Data listing
========================================

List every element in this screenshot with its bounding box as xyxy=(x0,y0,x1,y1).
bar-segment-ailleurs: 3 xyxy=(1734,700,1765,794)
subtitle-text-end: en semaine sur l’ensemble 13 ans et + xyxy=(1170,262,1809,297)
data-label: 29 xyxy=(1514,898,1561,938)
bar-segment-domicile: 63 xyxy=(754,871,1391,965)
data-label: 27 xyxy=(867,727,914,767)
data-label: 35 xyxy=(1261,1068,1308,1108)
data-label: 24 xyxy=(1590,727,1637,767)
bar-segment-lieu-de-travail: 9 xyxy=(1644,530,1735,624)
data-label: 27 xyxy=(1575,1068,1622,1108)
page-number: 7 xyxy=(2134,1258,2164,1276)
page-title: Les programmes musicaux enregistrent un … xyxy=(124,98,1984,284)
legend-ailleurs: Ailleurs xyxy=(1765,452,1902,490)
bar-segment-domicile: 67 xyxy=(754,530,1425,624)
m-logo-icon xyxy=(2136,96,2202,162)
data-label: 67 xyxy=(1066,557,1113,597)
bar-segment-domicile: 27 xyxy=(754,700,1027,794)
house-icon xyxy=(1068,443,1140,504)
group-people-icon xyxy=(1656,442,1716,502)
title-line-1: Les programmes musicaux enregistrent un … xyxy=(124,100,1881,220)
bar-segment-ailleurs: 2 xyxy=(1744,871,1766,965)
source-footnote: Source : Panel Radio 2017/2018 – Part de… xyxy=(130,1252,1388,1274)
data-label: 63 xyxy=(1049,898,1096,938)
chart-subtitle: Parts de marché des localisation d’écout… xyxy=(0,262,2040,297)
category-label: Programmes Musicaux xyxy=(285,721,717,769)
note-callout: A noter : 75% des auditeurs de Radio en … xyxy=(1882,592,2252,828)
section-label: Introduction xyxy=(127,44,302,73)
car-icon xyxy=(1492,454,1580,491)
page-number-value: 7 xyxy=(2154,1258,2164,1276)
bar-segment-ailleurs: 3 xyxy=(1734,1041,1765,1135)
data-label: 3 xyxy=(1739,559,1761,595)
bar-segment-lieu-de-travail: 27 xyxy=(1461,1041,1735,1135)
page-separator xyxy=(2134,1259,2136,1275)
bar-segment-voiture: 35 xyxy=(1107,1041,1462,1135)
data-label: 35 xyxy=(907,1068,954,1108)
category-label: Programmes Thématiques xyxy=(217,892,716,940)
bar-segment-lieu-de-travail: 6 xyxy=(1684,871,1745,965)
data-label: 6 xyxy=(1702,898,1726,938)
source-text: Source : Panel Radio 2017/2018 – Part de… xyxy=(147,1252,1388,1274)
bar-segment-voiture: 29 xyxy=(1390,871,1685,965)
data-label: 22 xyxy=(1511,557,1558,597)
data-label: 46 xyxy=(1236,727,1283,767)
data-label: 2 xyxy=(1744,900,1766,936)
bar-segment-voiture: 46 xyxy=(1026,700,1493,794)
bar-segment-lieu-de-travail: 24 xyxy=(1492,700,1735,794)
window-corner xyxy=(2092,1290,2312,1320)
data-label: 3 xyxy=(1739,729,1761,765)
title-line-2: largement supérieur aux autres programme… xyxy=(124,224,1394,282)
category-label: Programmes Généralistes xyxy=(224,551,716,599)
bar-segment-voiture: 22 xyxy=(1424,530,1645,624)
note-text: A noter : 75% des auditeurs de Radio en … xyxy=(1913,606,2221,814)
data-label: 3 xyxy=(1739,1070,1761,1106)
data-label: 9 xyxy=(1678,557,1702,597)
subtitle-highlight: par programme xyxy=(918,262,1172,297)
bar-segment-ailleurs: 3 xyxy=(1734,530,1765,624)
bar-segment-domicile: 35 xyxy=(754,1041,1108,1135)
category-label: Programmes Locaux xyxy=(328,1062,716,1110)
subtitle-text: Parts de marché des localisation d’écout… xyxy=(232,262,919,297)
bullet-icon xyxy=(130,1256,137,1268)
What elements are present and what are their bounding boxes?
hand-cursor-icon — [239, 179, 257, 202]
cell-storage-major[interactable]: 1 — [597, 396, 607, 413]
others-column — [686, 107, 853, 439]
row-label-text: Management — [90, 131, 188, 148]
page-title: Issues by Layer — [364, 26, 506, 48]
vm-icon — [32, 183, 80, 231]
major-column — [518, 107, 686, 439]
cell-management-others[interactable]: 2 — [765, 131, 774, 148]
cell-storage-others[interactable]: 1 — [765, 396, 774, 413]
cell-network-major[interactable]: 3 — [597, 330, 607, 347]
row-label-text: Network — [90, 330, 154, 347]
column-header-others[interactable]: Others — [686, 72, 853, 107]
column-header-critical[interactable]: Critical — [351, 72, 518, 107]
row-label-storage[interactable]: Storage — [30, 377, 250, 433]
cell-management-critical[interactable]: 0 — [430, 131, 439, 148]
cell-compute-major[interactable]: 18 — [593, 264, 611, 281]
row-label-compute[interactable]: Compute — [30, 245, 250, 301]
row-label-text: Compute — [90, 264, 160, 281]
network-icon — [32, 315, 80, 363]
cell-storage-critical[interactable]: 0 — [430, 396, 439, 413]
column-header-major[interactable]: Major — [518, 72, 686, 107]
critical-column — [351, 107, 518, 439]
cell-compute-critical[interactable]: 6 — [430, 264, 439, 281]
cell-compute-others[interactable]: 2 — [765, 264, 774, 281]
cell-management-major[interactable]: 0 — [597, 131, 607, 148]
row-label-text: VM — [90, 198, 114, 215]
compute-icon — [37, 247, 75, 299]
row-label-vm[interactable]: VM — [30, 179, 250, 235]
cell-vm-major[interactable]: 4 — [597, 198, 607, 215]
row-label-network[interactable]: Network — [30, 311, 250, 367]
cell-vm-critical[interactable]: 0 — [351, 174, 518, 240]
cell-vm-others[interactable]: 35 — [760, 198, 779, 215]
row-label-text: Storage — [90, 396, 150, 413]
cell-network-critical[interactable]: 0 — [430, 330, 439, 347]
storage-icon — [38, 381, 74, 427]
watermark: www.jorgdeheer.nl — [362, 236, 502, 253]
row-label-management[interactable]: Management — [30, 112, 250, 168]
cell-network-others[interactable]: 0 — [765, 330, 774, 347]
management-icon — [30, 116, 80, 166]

========================================

**Given instruction**
Rewrite every line of the entries above as a numbered list, omitting any blank lines.

**Exercise response**
1. List every element in this screenshot with its bounding box as xyxy=(x0,y0,x1,y1).
2. bar-segment-ailleurs: 3 xyxy=(1734,700,1765,794)
3. subtitle-text-end: en semaine sur l’ensemble 13 ans et + xyxy=(1170,262,1809,297)
4. data-label: 29 xyxy=(1514,898,1561,938)
5. bar-segment-domicile: 63 xyxy=(754,871,1391,965)
6. data-label: 27 xyxy=(867,727,914,767)
7. data-label: 35 xyxy=(1261,1068,1308,1108)
8. data-label: 24 xyxy=(1590,727,1637,767)
9. bar-segment-lieu-de-travail: 9 xyxy=(1644,530,1735,624)
10. data-label: 27 xyxy=(1575,1068,1622,1108)
11. page-number: 7 xyxy=(2134,1258,2164,1276)
12. page-title: Les programmes musicaux enregistrent un … xyxy=(124,98,1984,284)
13. legend-ailleurs: Ailleurs xyxy=(1765,452,1902,490)
14. bar-segment-domicile: 67 xyxy=(754,530,1425,624)
15. m-logo-icon xyxy=(2136,96,2202,162)
16. data-label: 67 xyxy=(1066,557,1113,597)
17. bar-segment-domicile: 27 xyxy=(754,700,1027,794)
18. house-icon xyxy=(1068,443,1140,504)
19. group-people-icon xyxy=(1656,442,1716,502)
20. title-line-1: Les programmes musicaux enregistrent un … xyxy=(124,100,1881,220)
21. bar-segment-ailleurs: 2 xyxy=(1744,871,1766,965)
22. source-footnote: Source : Panel Radio 2017/2018 – Part de… xyxy=(130,1252,1388,1274)
23. data-label: 63 xyxy=(1049,898,1096,938)
24. chart-subtitle: Parts de marché des localisation d’écout… xyxy=(0,262,2040,297)
25. category-label: Programmes Musicaux xyxy=(285,721,717,769)
26. note-callout: A noter : 75% des auditeurs de Radio en … xyxy=(1882,592,2252,828)
27. section-label: Introduction xyxy=(127,44,302,73)
28. car-icon xyxy=(1492,454,1580,491)
29. page-number-value: 7 xyxy=(2154,1258,2164,1276)
30. bar-segment-ailleurs: 3 xyxy=(1734,1041,1765,1135)
31. data-label: 3 xyxy=(1739,559,1761,595)
32. bar-segment-lieu-de-travail: 27 xyxy=(1461,1041,1735,1135)
33. page-separator xyxy=(2134,1259,2136,1275)
34. bar-segment-voiture: 35 xyxy=(1107,1041,1462,1135)
35. data-label: 35 xyxy=(907,1068,954,1108)
36. category-label: Programmes Thématiques xyxy=(217,892,716,940)
37. bar-segment-lieu-de-travail: 6 xyxy=(1684,871,1745,965)
38. data-label: 6 xyxy=(1702,898,1726,938)
39. source-text: Source : Panel Radio 2017/2018 – Part de… xyxy=(147,1252,1388,1274)
40. bar-segment-voiture: 29 xyxy=(1390,871,1685,965)
41. data-label: 22 xyxy=(1511,557,1558,597)
42. data-label: 46 xyxy=(1236,727,1283,767)
43. data-label: 2 xyxy=(1744,900,1766,936)
44. bar-segment-voiture: 46 xyxy=(1026,700,1493,794)
45. bar-segment-lieu-de-travail: 24 xyxy=(1492,700,1735,794)
46. window-corner xyxy=(2092,1290,2312,1320)
47. data-label: 3 xyxy=(1739,729,1761,765)
48. title-line-2: largement supérieur aux autres programme… xyxy=(124,224,1394,282)
49. category-label: Programmes Généralistes xyxy=(224,551,716,599)
50. bar-segment-voiture: 22 xyxy=(1424,530,1645,624)
51. note-text: A noter : 75% des auditeurs de Radio en … xyxy=(1913,606,2221,814)
52. data-label: 3 xyxy=(1739,1070,1761,1106)
53. data-label: 9 xyxy=(1678,557,1702,597)
54. subtitle-highlight: par programme xyxy=(918,262,1172,297)
55. bar-segment-ailleurs: 3 xyxy=(1734,530,1765,624)
56. bar-segment-domicile: 35 xyxy=(754,1041,1108,1135)
57. category-label: Programmes Locaux xyxy=(328,1062,716,1110)
58. subtitle-text: Parts de marché des localisation d’écout… xyxy=(232,262,919,297)
59. bullet-icon xyxy=(130,1256,137,1268)
60. What elements are present and what are their bounding boxes?
61. hand-cursor-icon — [239, 179, 257, 202]
62. cell-storage-major[interactable]: 1 — [597, 396, 607, 413]
63. others-column — [686, 107, 853, 439]
64. row-label-text: Management — [90, 131, 188, 148]
65. page-title: Issues by Layer — [364, 26, 506, 48]
66. vm-icon — [32, 183, 80, 231]
67. major-column — [518, 107, 686, 439]
68. cell-management-others[interactable]: 2 — [765, 131, 774, 148]
69. cell-storage-others[interactable]: 1 — [765, 396, 774, 413]
70. cell-network-major[interactable]: 3 — [597, 330, 607, 347]
71. row-label-text: Network — [90, 330, 154, 347]
72. column-header-others[interactable]: Others — [686, 72, 853, 107]
73. column-header-critical[interactable]: Critical — [351, 72, 518, 107]
74. row-label-storage[interactable]: Storage — [30, 377, 250, 433]
75. cell-management-critical[interactable]: 0 — [430, 131, 439, 148]
76. cell-compute-major[interactable]: 18 — [593, 264, 611, 281]
77. row-label-compute[interactable]: Compute — [30, 245, 250, 301]
78. row-label-text: Compute — [90, 264, 160, 281]
79. network-icon — [32, 315, 80, 363]
80. cell-storage-critical[interactable]: 0 — [430, 396, 439, 413]
81. column-header-major[interactable]: Major — [518, 72, 686, 107]
82. critical-column — [351, 107, 518, 439]
83. cell-compute-critical[interactable]: 6 — [430, 264, 439, 281]
84. cell-compute-others[interactable]: 2 — [765, 264, 774, 281]
85. cell-management-major[interactable]: 0 — [597, 131, 607, 148]
86. row-label-text: VM — [90, 198, 114, 215]
87. compute-icon — [37, 247, 75, 299]
88. row-label-vm[interactable]: VM — [30, 179, 250, 235]
89. cell-vm-major[interactable]: 4 — [597, 198, 607, 215]
90. row-label-network[interactable]: Network — [30, 311, 250, 367]
91. cell-vm-critical[interactable]: 0 — [351, 174, 518, 240]
92. cell-vm-others[interactable]: 35 — [760, 198, 779, 215]
93. row-label-text: Storage — [90, 396, 150, 413]
94. cell-network-critical[interactable]: 0 — [430, 330, 439, 347]
95. storage-icon — [38, 381, 74, 427]
96. watermark: www.jorgdeheer.nl — [362, 236, 502, 253]
97. row-label-management[interactable]: Management — [30, 112, 250, 168]
98. cell-network-others[interactable]: 0 — [765, 330, 774, 347]
99. management-icon — [30, 116, 80, 166]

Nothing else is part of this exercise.